Data for the task →
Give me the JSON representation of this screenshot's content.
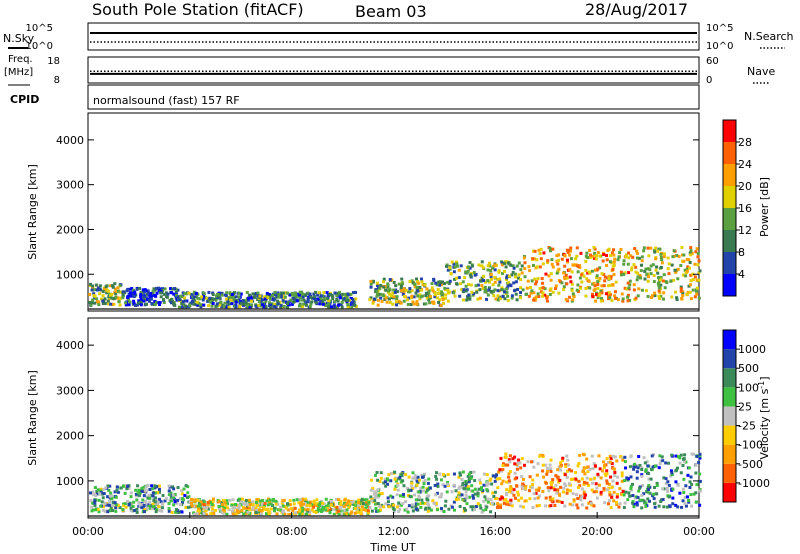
{
  "header": {
    "station": "South Pole Station (fitACF)",
    "beam": "Beam 03",
    "date": "28/Aug/2017"
  },
  "side_labels": {
    "nsky": "N.Sky",
    "freq_top": "Freq.",
    "freq_unit": "[MHz]",
    "cpid": "CPID",
    "nsearch": "N.Search",
    "nave": "Nave"
  },
  "cpid_text": "normalsound (fast) 157 RF",
  "time_axis": {
    "label": "Time UT",
    "ticks": [
      "00:00",
      "04:00",
      "08:00",
      "12:00",
      "16:00",
      "20:00",
      "00:00"
    ],
    "range_hours": [
      0,
      24
    ]
  },
  "colors": {
    "power_scale": [
      "#0000ff",
      "#2244aa",
      "#3a7a50",
      "#5aa040",
      "#e0d000",
      "#ffa000",
      "#ff6000",
      "#ff0000"
    ],
    "velocity_scale": [
      "#ff0000",
      "#ff6000",
      "#ffa000",
      "#ffcc00",
      "#c0c0c0",
      "#40c040",
      "#3a8a5a",
      "#2244aa",
      "#0000ff"
    ]
  },
  "chart_data": [
    {
      "type": "line",
      "name": "nsky_nsearch",
      "ylabel_left": "N.Sky",
      "ylabel_right": "N.Search",
      "yticks_left": [
        "10^5",
        "10^0"
      ],
      "yticks_right": [
        "10^5",
        "10^0"
      ]
    },
    {
      "type": "line",
      "name": "freq_nave",
      "ylabel_left": "Freq. [MHz]",
      "ylabel_right": "Nave",
      "ylim_left": [
        8,
        18
      ],
      "ylim_right": [
        0,
        60
      ],
      "yticks_left": [
        "18",
        "8"
      ],
      "yticks_right": [
        "60",
        "0"
      ],
      "series": [
        {
          "name": "Freq.",
          "values": [
            11.5
          ]
        },
        {
          "name": "Nave",
          "values": [
            27
          ]
        }
      ]
    },
    {
      "type": "heatmap",
      "name": "power",
      "ylabel": "Slant Range [km]",
      "ylim": [
        180,
        4600
      ],
      "yticks": [
        "1000",
        "2000",
        "3000",
        "4000"
      ],
      "colorbar_label": "Power [dB]",
      "colorbar_ticks": [
        "4",
        "8",
        "12",
        "16",
        "20",
        "24",
        "28"
      ],
      "colorbar_range": [
        0,
        32
      ],
      "regions": [
        {
          "t0": 0.0,
          "t1": 1.3,
          "r0": 300,
          "r1": 800,
          "level": 0.45
        },
        {
          "t0": 1.3,
          "t1": 3.5,
          "r0": 300,
          "r1": 700,
          "level": 0.2
        },
        {
          "t0": 3.5,
          "t1": 10.5,
          "r0": 250,
          "r1": 600,
          "level": 0.3
        },
        {
          "t0": 11.0,
          "t1": 14.0,
          "r0": 300,
          "r1": 900,
          "level": 0.45
        },
        {
          "t0": 14.0,
          "t1": 17.0,
          "r0": 400,
          "r1": 1300,
          "level": 0.4
        },
        {
          "t0": 17.0,
          "t1": 21.5,
          "r0": 400,
          "r1": 1600,
          "level": 0.65
        },
        {
          "t0": 21.5,
          "t1": 24.0,
          "r0": 400,
          "r1": 1600,
          "level": 0.55
        }
      ]
    },
    {
      "type": "heatmap",
      "name": "velocity",
      "ylabel": "Slant Range [km]",
      "xlabel": "Time UT",
      "ylim": [
        180,
        4600
      ],
      "yticks": [
        "1000",
        "2000",
        "3000",
        "4000"
      ],
      "colorbar_label": "Velocity [m s^-1]",
      "colorbar_ticks": [
        "1000",
        "500",
        "100",
        "25",
        "-25",
        "-100",
        "-500",
        "-1000"
      ],
      "regions": [
        {
          "t0": 0.0,
          "t1": 4.0,
          "r0": 300,
          "r1": 900,
          "level": 0.65
        },
        {
          "t0": 4.0,
          "t1": 11.0,
          "r0": 250,
          "r1": 600,
          "level": 0.45
        },
        {
          "t0": 11.0,
          "t1": 16.0,
          "r0": 300,
          "r1": 1200,
          "level": 0.6
        },
        {
          "t0": 16.0,
          "t1": 21.0,
          "r0": 400,
          "r1": 1600,
          "level": 0.3
        },
        {
          "t0": 21.0,
          "t1": 24.0,
          "r0": 400,
          "r1": 1600,
          "level": 0.7
        }
      ]
    }
  ]
}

Problem to work on → Produce an exact copy of each line of data, skipping embedded images.

Exercise output →
Give me the JSON representation of this screenshot's content.
{
  "header": {
    "station": "South Pole Station (fitACF)",
    "beam": "Beam 03",
    "date": "28/Aug/2017"
  },
  "side_labels": {
    "nsky": "N.Sky",
    "freq_top": "Freq.",
    "freq_unit": "[MHz]",
    "cpid": "CPID",
    "nsearch": "N.Search",
    "nave": "Nave"
  },
  "cpid_text": "normalsound (fast) 157 RF",
  "time_axis": {
    "label": "Time UT",
    "ticks": [
      "00:00",
      "04:00",
      "08:00",
      "12:00",
      "16:00",
      "20:00",
      "00:00"
    ],
    "range_hours": [
      0,
      24
    ]
  },
  "colors": {
    "power_scale": [
      "#0000ff",
      "#2244aa",
      "#3a7a50",
      "#5aa040",
      "#e0d000",
      "#ffa000",
      "#ff6000",
      "#ff0000"
    ],
    "velocity_scale": [
      "#ff0000",
      "#ff6000",
      "#ffa000",
      "#ffcc00",
      "#c0c0c0",
      "#40c040",
      "#3a8a5a",
      "#2244aa",
      "#0000ff"
    ]
  },
  "chart_data": [
    {
      "type": "line",
      "name": "nsky_nsearch",
      "ylabel_left": "N.Sky",
      "ylabel_right": "N.Search",
      "yticks_left": [
        "10^5",
        "10^0"
      ],
      "yticks_right": [
        "10^5",
        "10^0"
      ]
    },
    {
      "type": "line",
      "name": "freq_nave",
      "ylabel_left": "Freq. [MHz]",
      "ylabel_right": "Nave",
      "ylim_left": [
        8,
        18
      ],
      "ylim_right": [
        0,
        60
      ],
      "yticks_left": [
        "18",
        "8"
      ],
      "yticks_right": [
        "60",
        "0"
      ],
      "series": [
        {
          "name": "Freq.",
          "values": [
            11.5
          ]
        },
        {
          "name": "Nave",
          "values": [
            27
          ]
        }
      ]
    },
    {
      "type": "heatmap",
      "name": "power",
      "ylabel": "Slant Range [km]",
      "ylim": [
        180,
        4600
      ],
      "yticks": [
        "1000",
        "2000",
        "3000",
        "4000"
      ],
      "colorbar_label": "Power [dB]",
      "colorbar_ticks": [
        "4",
        "8",
        "12",
        "16",
        "20",
        "24",
        "28"
      ],
      "colorbar_range": [
        0,
        32
      ],
      "regions": [
        {
          "t0": 0.0,
          "t1": 1.3,
          "r0": 300,
          "r1": 800,
          "level": 0.45
        },
        {
          "t0": 1.3,
          "t1": 3.5,
          "r0": 300,
          "r1": 700,
          "level": 0.2
        },
        {
          "t0": 3.5,
          "t1": 10.5,
          "r0": 250,
          "r1": 600,
          "level": 0.3
        },
        {
          "t0": 11.0,
          "t1": 14.0,
          "r0": 300,
          "r1": 900,
          "level": 0.45
        },
        {
          "t0": 14.0,
          "t1": 17.0,
          "r0": 400,
          "r1": 1300,
          "level": 0.4
        },
        {
          "t0": 17.0,
          "t1": 21.5,
          "r0": 400,
          "r1": 1600,
          "level": 0.65
        },
        {
          "t0": 21.5,
          "t1": 24.0,
          "r0": 400,
          "r1": 1600,
          "level": 0.55
        }
      ]
    },
    {
      "type": "heatmap",
      "name": "velocity",
      "ylabel": "Slant Range [km]",
      "xlabel": "Time UT",
      "ylim": [
        180,
        4600
      ],
      "yticks": [
        "1000",
        "2000",
        "3000",
        "4000"
      ],
      "colorbar_label": "Velocity [m s^-1]",
      "colorbar_ticks": [
        "1000",
        "500",
        "100",
        "25",
        "-25",
        "-100",
        "-500",
        "-1000"
      ],
      "regions": [
        {
          "t0": 0.0,
          "t1": 4.0,
          "r0": 300,
          "r1": 900,
          "level": 0.65
        },
        {
          "t0": 4.0,
          "t1": 11.0,
          "r0": 250,
          "r1": 600,
          "level": 0.45
        },
        {
          "t0": 11.0,
          "t1": 16.0,
          "r0": 300,
          "r1": 1200,
          "level": 0.6
        },
        {
          "t0": 16.0,
          "t1": 21.0,
          "r0": 400,
          "r1": 1600,
          "level": 0.3
        },
        {
          "t0": 21.0,
          "t1": 24.0,
          "r0": 400,
          "r1": 1600,
          "level": 0.7
        }
      ]
    }
  ]
}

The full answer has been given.